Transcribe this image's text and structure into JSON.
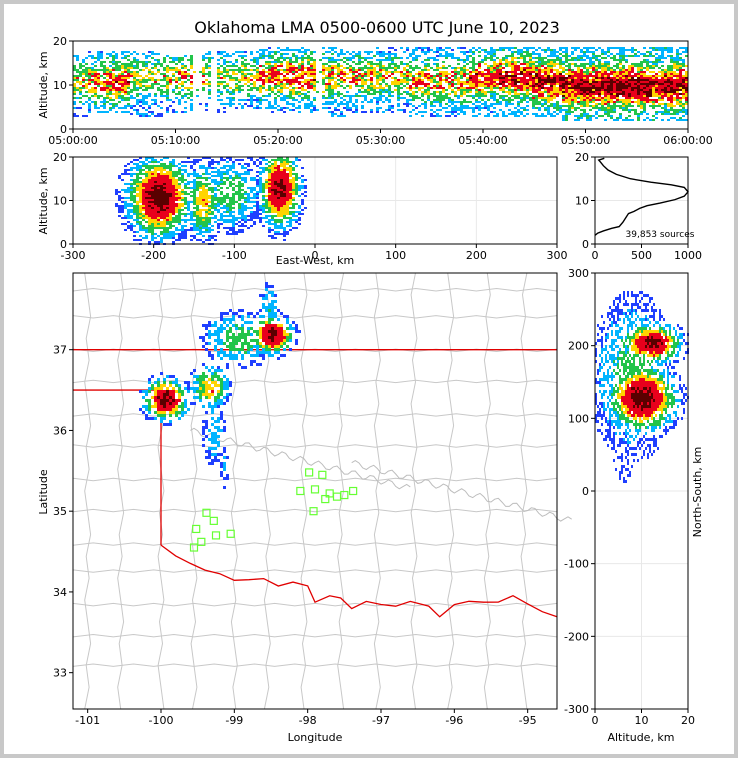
{
  "chart_data": {
    "type": "heatmap",
    "title": "Oklahoma LMA 0500-0600 UTC June 10, 2023",
    "source_count": "39,853 sources",
    "colors": {
      "low": "#1f3fff",
      "mid": "#00b4ff",
      "green": "#22c44a",
      "yellow": "#ffd400",
      "red": "#e8001c",
      "dark": "#5a0000",
      "state_border": "#e00000",
      "county": "#c8c8c8",
      "stations": "#66ff33"
    },
    "panels": {
      "time_altitude": {
        "ylabel": "Altitude, km",
        "x_ticks": [
          "05:00:00",
          "05:10:00",
          "05:20:00",
          "05:30:00",
          "05:40:00",
          "05:50:00",
          "06:00:00"
        ],
        "y_ticks": [
          0,
          10,
          20
        ],
        "ylim": [
          0,
          20
        ]
      },
      "ew_altitude": {
        "xlabel": "East-West, km",
        "ylabel": "Altitude, km",
        "x_ticks": [
          -300,
          -200,
          -100,
          0,
          100,
          200,
          300
        ],
        "y_ticks": [
          0,
          10,
          20
        ],
        "xlim": [
          -300,
          300
        ],
        "ylim": [
          0,
          20
        ]
      },
      "histogram": {
        "x_ticks": [
          0,
          500,
          1000
        ],
        "y_ticks": [
          0,
          10,
          20
        ],
        "xlim": [
          0,
          1000
        ],
        "ylim": [
          0,
          20
        ]
      },
      "plan": {
        "xlabel": "Longitude",
        "ylabel": "Latitude",
        "x_ticks": [
          -101,
          -100,
          -99,
          -98,
          -97,
          -96,
          -95
        ],
        "y_ticks": [
          33,
          34,
          35,
          36,
          37
        ],
        "xlim": [
          -101.2,
          -94.6
        ],
        "ylim": [
          32.55,
          37.95
        ]
      },
      "ns_altitude": {
        "xlabel": "Altitude, km",
        "ylabel": "North-South, km",
        "x_ticks": [
          0,
          10,
          20
        ],
        "y_ticks": [
          -300,
          -200,
          -100,
          0,
          100,
          200,
          300
        ],
        "xlim": [
          0,
          20
        ],
        "ylim": [
          -300,
          300
        ]
      }
    },
    "time_altitude_bins": [
      {
        "t": 0.5,
        "alt": [
          3,
          17
        ],
        "core": 11,
        "d": 0.5
      },
      {
        "t": 2,
        "alt": [
          4,
          18
        ],
        "core": 11,
        "d": 0.6
      },
      {
        "t": 4,
        "alt": [
          4,
          18
        ],
        "core": 11,
        "d": 0.7
      },
      {
        "t": 7,
        "alt": [
          3,
          18
        ],
        "core": 12,
        "d": 0.5
      },
      {
        "t": 10,
        "alt": [
          4,
          17
        ],
        "core": 12,
        "d": 0.55
      },
      {
        "t": 13,
        "alt": [
          4,
          18
        ],
        "core": 12,
        "d": 0.5
      },
      {
        "t": 17,
        "alt": [
          5,
          18
        ],
        "core": 12,
        "d": 0.5
      },
      {
        "t": 19,
        "alt": [
          4,
          19
        ],
        "core": 12,
        "d": 0.65
      },
      {
        "t": 22,
        "alt": [
          4,
          19
        ],
        "core": 12,
        "d": 0.7
      },
      {
        "t": 25,
        "alt": [
          3,
          19
        ],
        "core": 12,
        "d": 0.6
      },
      {
        "t": 28,
        "alt": [
          4,
          18
        ],
        "core": 12,
        "d": 0.55
      },
      {
        "t": 31,
        "alt": [
          4,
          19
        ],
        "core": 12,
        "d": 0.55
      },
      {
        "t": 34,
        "alt": [
          3,
          19
        ],
        "core": 11,
        "d": 0.6
      },
      {
        "t": 37,
        "alt": [
          3,
          19
        ],
        "core": 11,
        "d": 0.6
      },
      {
        "t": 40,
        "alt": [
          3,
          19
        ],
        "core": 12,
        "d": 0.7
      },
      {
        "t": 43,
        "alt": [
          3,
          19
        ],
        "core": 12,
        "d": 0.8
      },
      {
        "t": 46,
        "alt": [
          3,
          19
        ],
        "core": 11,
        "d": 0.85
      },
      {
        "t": 49,
        "alt": [
          2,
          19
        ],
        "core": 10,
        "d": 0.9
      },
      {
        "t": 52,
        "alt": [
          2,
          19
        ],
        "core": 10,
        "d": 0.95
      },
      {
        "t": 55,
        "alt": [
          2,
          19
        ],
        "core": 10,
        "d": 0.95
      },
      {
        "t": 58,
        "alt": [
          2,
          19
        ],
        "core": 10,
        "d": 0.9
      }
    ],
    "ew_cells": [
      {
        "x": -195,
        "z": 11,
        "sx": 22,
        "sz": 5,
        "peak": 1.0
      },
      {
        "x": -140,
        "z": 10,
        "sx": 12,
        "sz": 5,
        "peak": 0.55
      },
      {
        "x": -105,
        "z": 12,
        "sx": 22,
        "sz": 5,
        "peak": 0.35
      },
      {
        "x": -45,
        "z": 13,
        "sx": 14,
        "sz": 5,
        "peak": 0.95
      }
    ],
    "histogram_profile": [
      [
        0,
        2
      ],
      [
        30,
        2.5
      ],
      [
        90,
        3
      ],
      [
        180,
        3.6
      ],
      [
        260,
        4
      ],
      [
        300,
        5
      ],
      [
        330,
        6
      ],
      [
        360,
        7
      ],
      [
        420,
        7.5
      ],
      [
        480,
        8.2
      ],
      [
        560,
        8.8
      ],
      [
        700,
        9.4
      ],
      [
        860,
        10.2
      ],
      [
        960,
        11
      ],
      [
        1000,
        12
      ],
      [
        960,
        13
      ],
      [
        820,
        13.6
      ],
      [
        600,
        14.2
      ],
      [
        380,
        15
      ],
      [
        230,
        16
      ],
      [
        140,
        17
      ],
      [
        90,
        18
      ],
      [
        60,
        18.8
      ],
      [
        40,
        19.3
      ],
      [
        100,
        19.7
      ]
    ],
    "plan_cells": [
      {
        "lon": -99.95,
        "lat": 36.4,
        "slon": 0.16,
        "slat": 0.14,
        "peak": 1.0
      },
      {
        "lon": -99.35,
        "lat": 36.55,
        "slon": 0.15,
        "slat": 0.15,
        "peak": 0.55
      },
      {
        "lon": -98.5,
        "lat": 37.2,
        "slon": 0.16,
        "slat": 0.13,
        "peak": 0.95
      },
      {
        "lon": -98.95,
        "lat": 37.15,
        "slon": 0.3,
        "slat": 0.2,
        "peak": 0.35
      },
      {
        "lon": -99.3,
        "lat": 36.0,
        "slon": 0.1,
        "slat": 0.3,
        "peak": 0.2
      },
      {
        "lon": -99.15,
        "lat": 35.55,
        "slon": 0.05,
        "slat": 0.2,
        "peak": 0.15
      },
      {
        "lon": -98.55,
        "lat": 37.55,
        "slon": 0.08,
        "slat": 0.2,
        "peak": 0.25
      }
    ],
    "ns_cells": [
      {
        "z": 10,
        "y": 130,
        "sz": 4,
        "sy": 25,
        "peak": 1.0
      },
      {
        "z": 12,
        "y": 205,
        "sz": 3.5,
        "sy": 15,
        "peak": 0.95
      },
      {
        "z": 8,
        "y": 160,
        "sz": 5,
        "sy": 60,
        "peak": 0.35
      },
      {
        "z": 6,
        "y": 60,
        "sz": 2,
        "sy": 40,
        "peak": 0.1
      }
    ],
    "stations": [
      [
        -97.98,
        35.48
      ],
      [
        -97.8,
        35.45
      ],
      [
        -97.9,
        35.27
      ],
      [
        -98.1,
        35.25
      ],
      [
        -97.7,
        35.22
      ],
      [
        -97.6,
        35.18
      ],
      [
        -97.76,
        35.15
      ],
      [
        -97.5,
        35.2
      ],
      [
        -97.38,
        35.25
      ],
      [
        -97.92,
        35.0
      ],
      [
        -99.38,
        34.98
      ],
      [
        -99.28,
        34.88
      ],
      [
        -99.52,
        34.78
      ],
      [
        -99.25,
        34.7
      ],
      [
        -99.05,
        34.72
      ],
      [
        -99.45,
        34.62
      ],
      [
        -99.55,
        34.55
      ]
    ]
  }
}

###

Aim: Single out each line of the records above with the string "slon" in it, and copy it.

Reply to the exercise:
        "slon": 0.16,
        "slon": 0.15,
        "slon": 0.16,
        "slon": 0.3,
        "slon": 0.1,
        "slon": 0.05,
        "slon": 0.08,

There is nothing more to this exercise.